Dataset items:
--
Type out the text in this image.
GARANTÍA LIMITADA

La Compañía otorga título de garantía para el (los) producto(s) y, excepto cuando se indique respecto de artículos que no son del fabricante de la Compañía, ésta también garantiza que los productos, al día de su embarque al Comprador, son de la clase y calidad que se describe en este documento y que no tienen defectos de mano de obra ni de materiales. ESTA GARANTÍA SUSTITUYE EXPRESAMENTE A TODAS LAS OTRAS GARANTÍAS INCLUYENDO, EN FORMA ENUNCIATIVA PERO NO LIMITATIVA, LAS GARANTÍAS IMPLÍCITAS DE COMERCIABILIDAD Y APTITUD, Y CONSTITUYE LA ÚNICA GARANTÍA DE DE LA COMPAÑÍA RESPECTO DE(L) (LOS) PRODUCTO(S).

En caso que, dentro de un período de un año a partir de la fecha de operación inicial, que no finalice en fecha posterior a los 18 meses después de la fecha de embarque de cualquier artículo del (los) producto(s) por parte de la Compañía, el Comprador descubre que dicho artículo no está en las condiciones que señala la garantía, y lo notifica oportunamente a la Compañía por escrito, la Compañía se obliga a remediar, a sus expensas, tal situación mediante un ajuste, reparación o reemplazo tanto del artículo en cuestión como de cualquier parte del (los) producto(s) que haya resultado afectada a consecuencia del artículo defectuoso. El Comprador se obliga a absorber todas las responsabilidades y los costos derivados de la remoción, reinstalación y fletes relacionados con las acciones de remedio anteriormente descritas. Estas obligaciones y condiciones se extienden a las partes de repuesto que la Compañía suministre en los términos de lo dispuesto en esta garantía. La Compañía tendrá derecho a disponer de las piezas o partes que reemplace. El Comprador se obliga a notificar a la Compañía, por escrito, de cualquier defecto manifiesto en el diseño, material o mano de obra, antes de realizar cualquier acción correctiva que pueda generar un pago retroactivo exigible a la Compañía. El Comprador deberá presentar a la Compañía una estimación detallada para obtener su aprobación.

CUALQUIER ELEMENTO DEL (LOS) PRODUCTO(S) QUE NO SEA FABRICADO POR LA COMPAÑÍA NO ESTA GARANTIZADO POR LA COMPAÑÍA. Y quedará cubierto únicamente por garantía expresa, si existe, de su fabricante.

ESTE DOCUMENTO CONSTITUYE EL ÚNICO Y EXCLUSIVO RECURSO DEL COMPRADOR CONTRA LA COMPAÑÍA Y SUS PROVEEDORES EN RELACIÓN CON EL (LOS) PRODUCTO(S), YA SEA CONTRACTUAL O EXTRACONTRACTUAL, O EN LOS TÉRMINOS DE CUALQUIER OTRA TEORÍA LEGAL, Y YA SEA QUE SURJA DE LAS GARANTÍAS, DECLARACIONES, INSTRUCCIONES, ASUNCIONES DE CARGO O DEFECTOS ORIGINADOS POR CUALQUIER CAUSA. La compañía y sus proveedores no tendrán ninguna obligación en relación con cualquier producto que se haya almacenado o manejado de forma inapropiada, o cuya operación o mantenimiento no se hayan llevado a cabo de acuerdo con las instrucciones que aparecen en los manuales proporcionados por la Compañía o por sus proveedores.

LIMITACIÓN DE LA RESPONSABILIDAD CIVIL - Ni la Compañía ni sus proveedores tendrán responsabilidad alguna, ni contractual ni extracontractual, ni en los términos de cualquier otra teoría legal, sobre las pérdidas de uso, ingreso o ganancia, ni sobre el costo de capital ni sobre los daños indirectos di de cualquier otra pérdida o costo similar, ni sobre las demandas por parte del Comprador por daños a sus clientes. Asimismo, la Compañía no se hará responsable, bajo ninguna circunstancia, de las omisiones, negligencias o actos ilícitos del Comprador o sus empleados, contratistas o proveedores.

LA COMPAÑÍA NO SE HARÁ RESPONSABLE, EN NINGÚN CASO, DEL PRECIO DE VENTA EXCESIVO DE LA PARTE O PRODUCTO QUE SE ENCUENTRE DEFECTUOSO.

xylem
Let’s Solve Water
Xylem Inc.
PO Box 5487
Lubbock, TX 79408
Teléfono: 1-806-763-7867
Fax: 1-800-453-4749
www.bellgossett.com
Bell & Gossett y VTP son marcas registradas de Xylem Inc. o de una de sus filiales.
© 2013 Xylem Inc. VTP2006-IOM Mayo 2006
--
GOAL: Print the records above in full, exactly.

THE COMPLETED TASK:
Type out the text in this image.
GARANTÍA LIMITADA

La Compañía otorga título de garantía para el (los) producto(s) y, excepto cuando se indique respecto de artículos que no son del fabricante de la Compañía, ésta también garantiza que los productos, al día de su embarque al Comprador, son de la clase y calidad que se describe en este documento y que no tienen defectos de mano de obra ni de materiales. ESTA GARANTÍA SUSTITUYE EXPRESAMENTE A TODAS LAS OTRAS GARANTÍAS INCLUYENDO, EN FORMA ENUNCIATIVA PERO NO LIMITATIVA, LAS GARANTÍAS IMPLÍCITAS DE COMERCIABILIDAD Y APTITUD, Y CONSTITUYE LA ÚNICA GARANTÍA DE DE LA COMPAÑÍA RESPECTO DE(L) (LOS) PRODUCTO(S).

En caso que, dentro de un período de un año a partir de la fecha de operación inicial, que no finalice en fecha posterior a los 18 meses después de la fecha de embarque de cualquier artículo del (los) producto(s) por parte de la Compañía, el Comprador descubre que dicho artículo no está en las condiciones que señala la garantía, y lo notifica oportunamente a la Compañía por escrito, la Compañía se obliga a remediar, a sus expensas, tal situación mediante un ajuste, reparación o reemplazo tanto del artículo en cuestión como de cualquier parte del (los) producto(s) que haya resultado afectada a consecuencia del artículo defectuoso. El Comprador se obliga a absorber todas las responsabilidades y los costos derivados de la remoción, reinstalación y fletes relacionados con las acciones de remedio anteriormente descritas. Estas obligaciones y condiciones se extienden a las partes de repuesto que la Compañía suministre en los términos de lo dispuesto en esta garantía. La Compañía tendrá derecho a disponer de las piezas o partes que reemplace. El Comprador se obliga a notificar a la Compañía, por escrito, de cualquier defecto manifiesto en el diseño, material o mano de obra, antes de realizar cualquier acción correctiva que pueda generar un pago retroactivo exigible a la Compañía. El Comprador deberá presentar a la Compañía una estimación detallada para obtener su aprobación.

CUALQUIER ELEMENTO DEL (LOS) PRODUCTO(S) QUE NO SEA FABRICADO POR LA COMPAÑÍA NO ESTA GARANTIZADO POR LA COMPAÑÍA. Y quedará cubierto únicamente por garantía expresa, si existe, de su fabricante.

ESTE DOCUMENTO CONSTITUYE EL ÚNICO Y EXCLUSIVO RECURSO DEL COMPRADOR CONTRA LA COMPAÑÍA Y SUS PROVEEDORES EN RELACIÓN CON EL (LOS) PRODUCTO(S), YA SEA CONTRACTUAL O EXTRACONTRACTUAL, O EN LOS TÉRMINOS DE CUALQUIER OTRA TEORÍA LEGAL, Y YA SEA QUE SURJA DE LAS GARANTÍAS, DECLARACIONES, INSTRUCCIONES, ASUNCIONES DE CARGO O DEFECTOS ORIGINADOS POR CUALQUIER CAUSA. La compañía y sus proveedores no tendrán ninguna obligación en relación con cualquier producto que se haya almacenado o manejado de forma inapropiada, o cuya operación o mantenimiento no se hayan llevado a cabo de acuerdo con las instrucciones que aparecen en los manuales proporcionados por la Compañía o por sus proveedores.

LIMITACIÓN DE LA RESPONSABILIDAD CIVIL - Ni la Compañía ni sus proveedores tendrán responsabilidad alguna, ni contractual ni extracontractual, ni en los términos de cualquier otra teoría legal, sobre las pérdidas de uso, ingreso o ganancia, ni sobre el costo de capital ni sobre los daños indirectos di de cualquier otra pérdida o costo similar, ni sobre las demandas por parte del Comprador por daños a sus clientes. Asimismo, la Compañía no se hará responsable, bajo ninguna circunstancia, de las omisiones, negligencias o actos ilícitos del Comprador o sus empleados, contratistas o proveedores.

LA COMPAÑÍA NO SE HARÁ RESPONSABLE, EN NINGÚN CASO, DEL PRECIO DE VENTA EXCESIVO DE LA PARTE O PRODUCTO QUE SE ENCUENTRE DEFECTUOSO.

xylem
Let’s Solve Water
Xylem Inc.
PO Box 5487
Lubbock, TX 79408
Teléfono: 1-806-763-7867
Fax: 1-800-453-4749
www.bellgossett.com
Bell & Gossett y VTP son marcas registradas de Xylem Inc. o de una de sus filiales.
© 2013 Xylem Inc. VTP2006-IOM Mayo 2006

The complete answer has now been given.